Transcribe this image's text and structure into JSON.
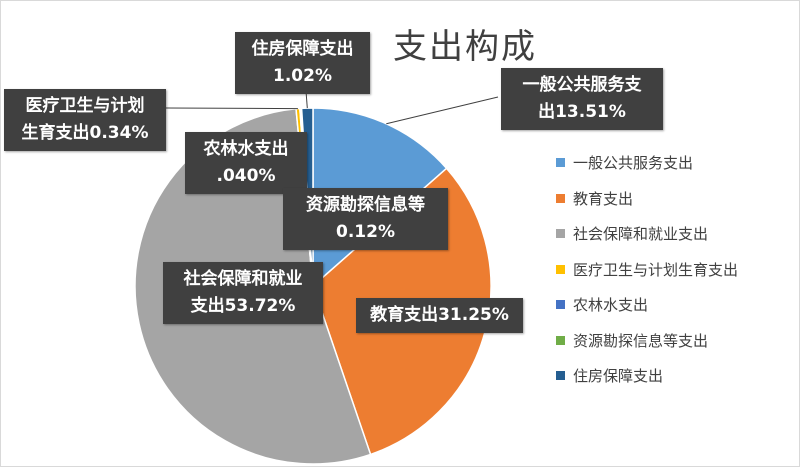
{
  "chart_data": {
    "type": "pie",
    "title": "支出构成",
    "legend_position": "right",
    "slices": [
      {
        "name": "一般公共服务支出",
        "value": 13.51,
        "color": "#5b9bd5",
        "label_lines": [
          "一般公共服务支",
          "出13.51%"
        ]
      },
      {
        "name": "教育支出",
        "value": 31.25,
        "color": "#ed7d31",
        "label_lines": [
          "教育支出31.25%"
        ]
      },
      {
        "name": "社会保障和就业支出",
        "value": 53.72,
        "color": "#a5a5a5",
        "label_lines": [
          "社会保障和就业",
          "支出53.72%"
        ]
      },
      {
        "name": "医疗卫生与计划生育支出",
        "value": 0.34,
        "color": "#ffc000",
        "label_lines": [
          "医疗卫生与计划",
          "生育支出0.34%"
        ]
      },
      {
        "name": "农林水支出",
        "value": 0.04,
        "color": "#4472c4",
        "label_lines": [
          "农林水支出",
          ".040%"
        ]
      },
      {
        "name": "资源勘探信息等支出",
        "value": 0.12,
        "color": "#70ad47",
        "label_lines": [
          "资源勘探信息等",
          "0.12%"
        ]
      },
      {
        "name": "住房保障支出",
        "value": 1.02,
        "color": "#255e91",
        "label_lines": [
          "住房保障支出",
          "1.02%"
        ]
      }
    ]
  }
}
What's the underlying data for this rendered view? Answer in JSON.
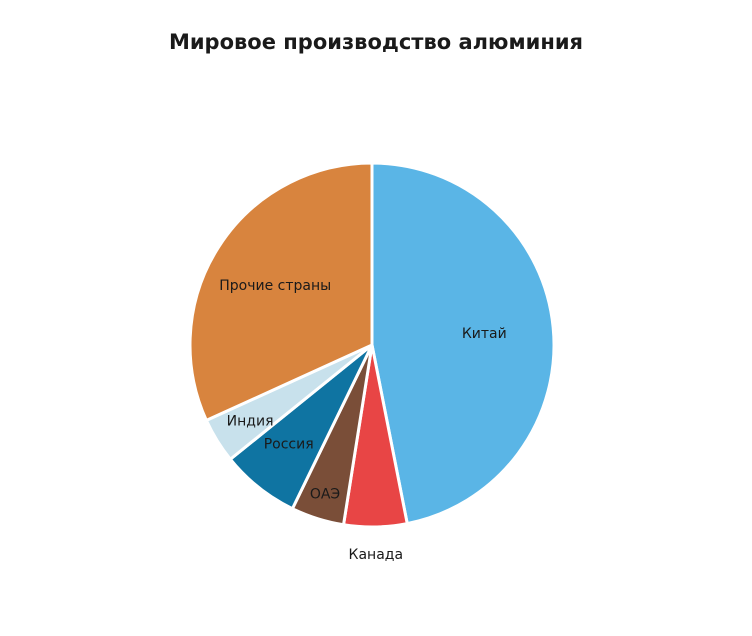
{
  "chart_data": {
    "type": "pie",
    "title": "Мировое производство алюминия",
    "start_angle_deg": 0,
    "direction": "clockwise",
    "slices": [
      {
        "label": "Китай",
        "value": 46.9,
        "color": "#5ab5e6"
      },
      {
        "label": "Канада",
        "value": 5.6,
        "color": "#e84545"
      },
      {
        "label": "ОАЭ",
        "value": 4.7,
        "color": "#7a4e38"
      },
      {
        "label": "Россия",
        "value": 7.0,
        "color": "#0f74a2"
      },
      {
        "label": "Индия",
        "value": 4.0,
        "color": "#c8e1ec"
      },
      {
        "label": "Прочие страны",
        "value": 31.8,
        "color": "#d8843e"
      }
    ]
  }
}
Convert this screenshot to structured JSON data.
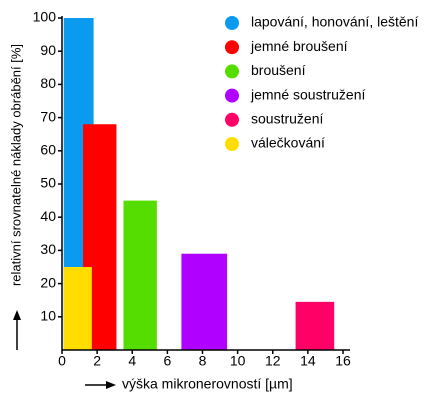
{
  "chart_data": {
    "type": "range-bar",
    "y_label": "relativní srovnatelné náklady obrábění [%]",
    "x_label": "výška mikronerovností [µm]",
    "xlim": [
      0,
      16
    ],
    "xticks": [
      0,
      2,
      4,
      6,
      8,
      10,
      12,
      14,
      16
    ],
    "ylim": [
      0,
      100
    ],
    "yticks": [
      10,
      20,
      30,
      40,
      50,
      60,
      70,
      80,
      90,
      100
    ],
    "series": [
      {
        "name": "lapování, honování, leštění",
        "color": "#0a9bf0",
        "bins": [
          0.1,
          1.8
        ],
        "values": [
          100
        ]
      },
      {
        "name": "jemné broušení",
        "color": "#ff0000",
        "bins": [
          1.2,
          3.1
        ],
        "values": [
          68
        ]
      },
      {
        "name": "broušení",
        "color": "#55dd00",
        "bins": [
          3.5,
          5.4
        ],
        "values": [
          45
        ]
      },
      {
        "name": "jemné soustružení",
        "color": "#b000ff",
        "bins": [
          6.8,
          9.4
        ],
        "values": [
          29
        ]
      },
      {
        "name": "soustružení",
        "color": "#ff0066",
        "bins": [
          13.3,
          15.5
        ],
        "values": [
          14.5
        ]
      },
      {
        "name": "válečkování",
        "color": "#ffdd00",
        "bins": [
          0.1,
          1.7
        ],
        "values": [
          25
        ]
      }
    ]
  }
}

────────────────────────────────────────

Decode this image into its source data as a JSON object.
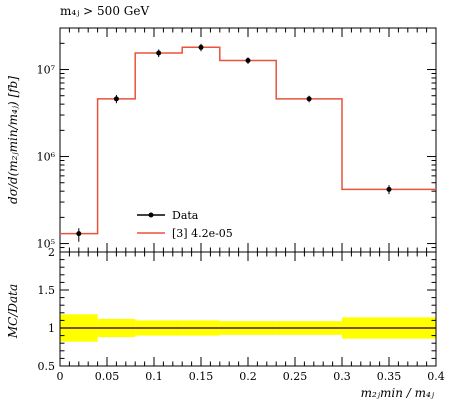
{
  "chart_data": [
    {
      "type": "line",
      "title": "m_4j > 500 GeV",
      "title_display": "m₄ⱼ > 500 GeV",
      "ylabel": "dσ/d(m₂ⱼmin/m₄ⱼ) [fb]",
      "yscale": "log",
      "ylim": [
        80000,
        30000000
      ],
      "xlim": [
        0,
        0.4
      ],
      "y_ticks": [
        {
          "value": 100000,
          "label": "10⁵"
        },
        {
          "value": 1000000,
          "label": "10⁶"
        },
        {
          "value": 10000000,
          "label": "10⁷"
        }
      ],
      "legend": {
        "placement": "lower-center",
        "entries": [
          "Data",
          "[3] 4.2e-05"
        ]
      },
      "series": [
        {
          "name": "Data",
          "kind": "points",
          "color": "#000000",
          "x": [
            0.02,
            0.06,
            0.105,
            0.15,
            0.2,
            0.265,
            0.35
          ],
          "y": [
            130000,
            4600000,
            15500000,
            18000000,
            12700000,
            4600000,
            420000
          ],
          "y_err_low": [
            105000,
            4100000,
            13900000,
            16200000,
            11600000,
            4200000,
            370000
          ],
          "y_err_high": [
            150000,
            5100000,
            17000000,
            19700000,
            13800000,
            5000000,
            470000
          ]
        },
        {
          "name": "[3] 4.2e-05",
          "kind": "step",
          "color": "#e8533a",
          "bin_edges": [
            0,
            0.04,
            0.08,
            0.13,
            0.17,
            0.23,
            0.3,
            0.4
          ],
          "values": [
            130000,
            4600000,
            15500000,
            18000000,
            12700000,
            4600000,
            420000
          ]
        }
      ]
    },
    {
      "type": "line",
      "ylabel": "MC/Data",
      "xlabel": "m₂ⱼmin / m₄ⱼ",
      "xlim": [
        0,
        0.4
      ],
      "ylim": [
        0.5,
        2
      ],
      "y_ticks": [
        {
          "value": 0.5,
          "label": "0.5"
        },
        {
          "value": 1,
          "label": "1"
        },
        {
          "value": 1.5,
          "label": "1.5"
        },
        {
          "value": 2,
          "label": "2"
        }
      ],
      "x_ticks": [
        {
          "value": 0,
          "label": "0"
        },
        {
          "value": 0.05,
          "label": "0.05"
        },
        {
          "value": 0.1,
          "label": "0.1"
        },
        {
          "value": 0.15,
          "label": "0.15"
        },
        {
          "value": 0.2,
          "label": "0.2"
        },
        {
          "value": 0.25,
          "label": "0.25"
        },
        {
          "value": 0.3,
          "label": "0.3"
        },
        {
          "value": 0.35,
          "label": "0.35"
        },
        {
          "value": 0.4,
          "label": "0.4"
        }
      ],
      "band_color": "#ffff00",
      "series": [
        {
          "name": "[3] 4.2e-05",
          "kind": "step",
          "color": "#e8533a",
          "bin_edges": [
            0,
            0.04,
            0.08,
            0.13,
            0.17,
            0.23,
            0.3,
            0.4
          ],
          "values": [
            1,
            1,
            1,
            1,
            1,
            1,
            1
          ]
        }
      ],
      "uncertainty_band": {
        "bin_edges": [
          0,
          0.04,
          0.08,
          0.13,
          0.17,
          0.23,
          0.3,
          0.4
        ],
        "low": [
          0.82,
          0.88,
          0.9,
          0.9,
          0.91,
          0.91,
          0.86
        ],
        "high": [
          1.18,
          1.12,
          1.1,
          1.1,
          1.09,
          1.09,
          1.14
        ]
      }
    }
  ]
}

────────────────────────────────────────

• **Task directions**
Find every line in the records that has the string "ylabel", then state how many there are and nothing else.

• **Exercise result**
2